Task brief:
Return the data exactly, with all pictures removed.

Information supplied:
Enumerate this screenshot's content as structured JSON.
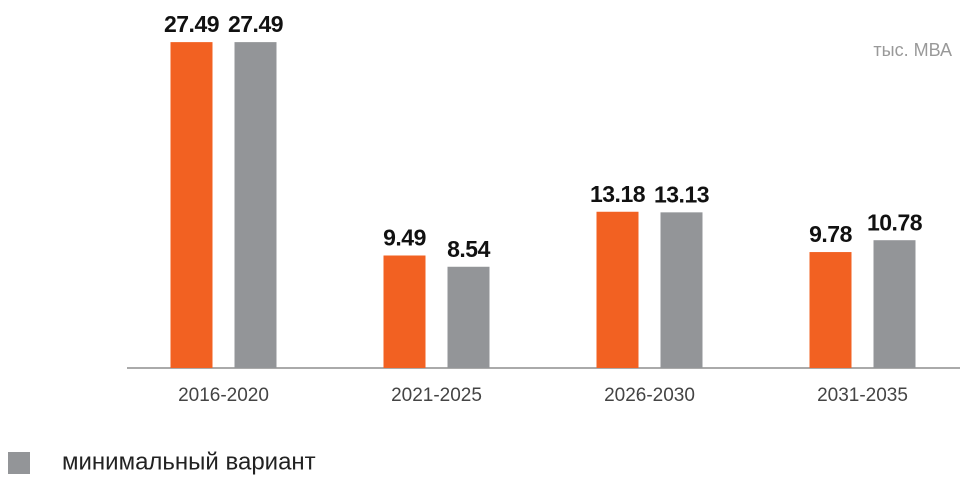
{
  "chart_data": {
    "type": "bar",
    "annotation": "тыс. МВА",
    "categories": [
      "2016-2020",
      "2021-2025",
      "2026-2030",
      "2031-2035"
    ],
    "series": [
      {
        "color": "#f26122",
        "values": [
          27.49,
          9.49,
          13.18,
          9.78
        ]
      },
      {
        "name": "минимальный вариант",
        "color": "#939598",
        "values": [
          27.49,
          8.54,
          13.13,
          10.78
        ]
      }
    ],
    "ylim": [
      0,
      27.5
    ]
  }
}
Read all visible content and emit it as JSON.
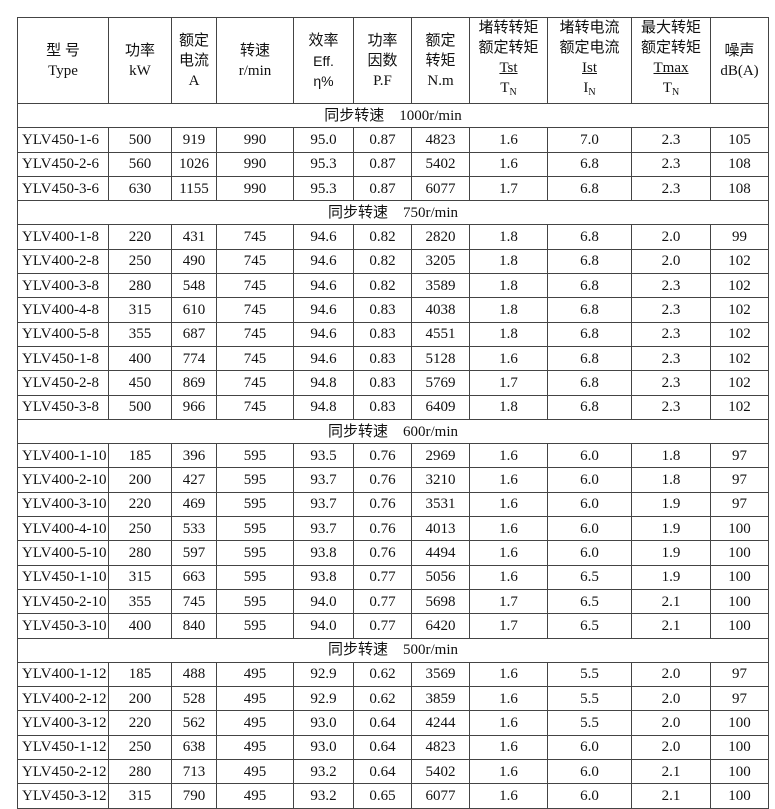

Reply to the exercise:
Enumerate this screenshot's content as structured JSON.
{
  "chart_data": {
    "type": "bar",
    "annotation": "тыс. МВА",
    "categories": [
      "2016-2020",
      "2021-2025",
      "2026-2030",
      "2031-2035"
    ],
    "series": [
      {
        "color": "#f26122",
        "values": [
          27.49,
          9.49,
          13.18,
          9.78
        ]
      },
      {
        "name": "минимальный вариант",
        "color": "#939598",
        "values": [
          27.49,
          8.54,
          13.13,
          10.78
        ]
      }
    ],
    "ylim": [
      0,
      27.5
    ]
  }
}
Read all visible content and emit it as JSON.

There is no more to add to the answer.